***** Data rows

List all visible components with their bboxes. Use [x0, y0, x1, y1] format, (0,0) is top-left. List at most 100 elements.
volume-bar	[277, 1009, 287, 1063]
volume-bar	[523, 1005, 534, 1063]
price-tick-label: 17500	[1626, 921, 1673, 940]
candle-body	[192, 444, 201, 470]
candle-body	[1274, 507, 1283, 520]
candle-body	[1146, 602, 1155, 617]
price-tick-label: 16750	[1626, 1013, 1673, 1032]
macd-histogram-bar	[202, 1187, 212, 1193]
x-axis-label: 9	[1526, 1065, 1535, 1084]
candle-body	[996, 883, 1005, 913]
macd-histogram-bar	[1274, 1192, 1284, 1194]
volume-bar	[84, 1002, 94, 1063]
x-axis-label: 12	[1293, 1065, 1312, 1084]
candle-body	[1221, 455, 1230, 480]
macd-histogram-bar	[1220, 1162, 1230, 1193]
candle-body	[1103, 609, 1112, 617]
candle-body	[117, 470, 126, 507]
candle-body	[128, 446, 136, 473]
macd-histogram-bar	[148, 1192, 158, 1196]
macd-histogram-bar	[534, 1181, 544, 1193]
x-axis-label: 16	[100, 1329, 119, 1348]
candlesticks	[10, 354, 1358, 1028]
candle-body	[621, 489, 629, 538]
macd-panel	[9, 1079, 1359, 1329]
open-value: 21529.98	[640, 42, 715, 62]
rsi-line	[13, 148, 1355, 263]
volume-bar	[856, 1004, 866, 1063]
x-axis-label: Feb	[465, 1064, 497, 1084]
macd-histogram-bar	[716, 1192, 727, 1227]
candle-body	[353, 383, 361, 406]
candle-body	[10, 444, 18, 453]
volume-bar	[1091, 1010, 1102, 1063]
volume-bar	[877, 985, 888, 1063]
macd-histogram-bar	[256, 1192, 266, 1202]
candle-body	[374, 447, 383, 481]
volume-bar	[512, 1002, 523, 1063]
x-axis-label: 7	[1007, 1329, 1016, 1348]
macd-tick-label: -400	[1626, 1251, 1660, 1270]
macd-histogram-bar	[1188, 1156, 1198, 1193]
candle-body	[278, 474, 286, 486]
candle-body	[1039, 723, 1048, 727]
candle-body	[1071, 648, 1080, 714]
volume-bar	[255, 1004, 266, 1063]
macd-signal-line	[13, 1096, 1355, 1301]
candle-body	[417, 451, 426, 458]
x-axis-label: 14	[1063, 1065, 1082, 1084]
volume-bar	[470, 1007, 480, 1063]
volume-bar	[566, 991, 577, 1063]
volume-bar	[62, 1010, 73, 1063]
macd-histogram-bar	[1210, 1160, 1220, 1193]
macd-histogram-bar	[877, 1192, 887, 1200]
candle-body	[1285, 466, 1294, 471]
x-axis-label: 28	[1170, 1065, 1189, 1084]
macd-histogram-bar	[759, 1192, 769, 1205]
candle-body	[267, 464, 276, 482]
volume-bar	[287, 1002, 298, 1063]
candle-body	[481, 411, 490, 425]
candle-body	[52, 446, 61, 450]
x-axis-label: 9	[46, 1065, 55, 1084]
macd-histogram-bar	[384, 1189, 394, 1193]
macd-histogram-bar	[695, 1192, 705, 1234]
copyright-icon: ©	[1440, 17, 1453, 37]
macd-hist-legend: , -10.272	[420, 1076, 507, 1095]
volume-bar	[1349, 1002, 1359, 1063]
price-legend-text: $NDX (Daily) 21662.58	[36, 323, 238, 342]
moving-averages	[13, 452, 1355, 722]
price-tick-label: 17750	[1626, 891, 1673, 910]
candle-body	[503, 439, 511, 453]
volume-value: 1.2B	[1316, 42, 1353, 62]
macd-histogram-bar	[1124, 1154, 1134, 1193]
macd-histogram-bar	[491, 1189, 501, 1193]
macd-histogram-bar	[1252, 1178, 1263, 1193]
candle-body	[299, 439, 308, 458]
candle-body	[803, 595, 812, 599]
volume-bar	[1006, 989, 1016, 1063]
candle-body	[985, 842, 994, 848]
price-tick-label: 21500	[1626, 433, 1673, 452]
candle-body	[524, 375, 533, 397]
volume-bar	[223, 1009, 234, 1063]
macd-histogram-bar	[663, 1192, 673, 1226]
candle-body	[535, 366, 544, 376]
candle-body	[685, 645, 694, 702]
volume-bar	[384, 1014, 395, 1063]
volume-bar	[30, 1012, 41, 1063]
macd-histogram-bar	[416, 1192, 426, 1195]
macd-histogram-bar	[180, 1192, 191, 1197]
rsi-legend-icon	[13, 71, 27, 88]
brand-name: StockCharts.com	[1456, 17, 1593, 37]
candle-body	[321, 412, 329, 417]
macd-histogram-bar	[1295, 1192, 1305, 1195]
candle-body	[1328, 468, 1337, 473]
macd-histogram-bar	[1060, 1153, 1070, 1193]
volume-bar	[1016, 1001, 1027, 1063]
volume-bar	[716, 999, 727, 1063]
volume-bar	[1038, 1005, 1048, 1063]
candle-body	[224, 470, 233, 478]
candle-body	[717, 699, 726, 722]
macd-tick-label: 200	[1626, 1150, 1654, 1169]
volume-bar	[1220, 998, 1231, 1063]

**********

=== Short task ===
Copy the records from the start through the line containing "1065, 1189, 1084]", replacing every "volume-bar" with "vol-bar" and leaving everything else unchanged.

=== Full output ===
List all visible components with their bboxes. Use [x0, y0, x1, y1] format, (0,0) is top-left. List at most 100 elements.
vol-bar	[277, 1009, 287, 1063]
vol-bar	[523, 1005, 534, 1063]
price-tick-label: 17500	[1626, 921, 1673, 940]
candle-body	[192, 444, 201, 470]
candle-body	[1274, 507, 1283, 520]
candle-body	[1146, 602, 1155, 617]
price-tick-label: 16750	[1626, 1013, 1673, 1032]
macd-histogram-bar	[202, 1187, 212, 1193]
x-axis-label: 9	[1526, 1065, 1535, 1084]
candle-body	[996, 883, 1005, 913]
macd-histogram-bar	[1274, 1192, 1284, 1194]
vol-bar	[84, 1002, 94, 1063]
x-axis-label: 12	[1293, 1065, 1312, 1084]
candle-body	[1221, 455, 1230, 480]
macd-histogram-bar	[1220, 1162, 1230, 1193]
candle-body	[1103, 609, 1112, 617]
candle-body	[117, 470, 126, 507]
candle-body	[128, 446, 136, 473]
macd-histogram-bar	[148, 1192, 158, 1196]
macd-histogram-bar	[534, 1181, 544, 1193]
x-axis-label: 16	[100, 1329, 119, 1348]
candlesticks	[10, 354, 1358, 1028]
candle-body	[621, 489, 629, 538]
macd-panel	[9, 1079, 1359, 1329]
open-value: 21529.98	[640, 42, 715, 62]
rsi-line	[13, 148, 1355, 263]
vol-bar	[856, 1004, 866, 1063]
x-axis-label: Feb	[465, 1064, 497, 1084]
macd-histogram-bar	[716, 1192, 727, 1227]
candle-body	[353, 383, 361, 406]
candle-body	[10, 444, 18, 453]
vol-bar	[1091, 1010, 1102, 1063]
vol-bar	[877, 985, 888, 1063]
macd-histogram-bar	[256, 1192, 266, 1202]
candle-body	[374, 447, 383, 481]
vol-bar	[512, 1002, 523, 1063]
x-axis-label: 7	[1007, 1329, 1016, 1348]
macd-tick-label: -400	[1626, 1251, 1660, 1270]
macd-histogram-bar	[1188, 1156, 1198, 1193]
candle-body	[278, 474, 286, 486]
candle-body	[1039, 723, 1048, 727]
candle-body	[1071, 648, 1080, 714]
vol-bar	[255, 1004, 266, 1063]
macd-signal-line	[13, 1096, 1355, 1301]
candle-body	[417, 451, 426, 458]
x-axis-label: 14	[1063, 1065, 1082, 1084]
vol-bar	[470, 1007, 480, 1063]
vol-bar	[566, 991, 577, 1063]
vol-bar	[62, 1010, 73, 1063]
macd-histogram-bar	[1210, 1160, 1220, 1193]
macd-histogram-bar	[877, 1192, 887, 1200]
candle-body	[1285, 466, 1294, 471]
x-axis-label: 28	[1170, 1065, 1189, 1084]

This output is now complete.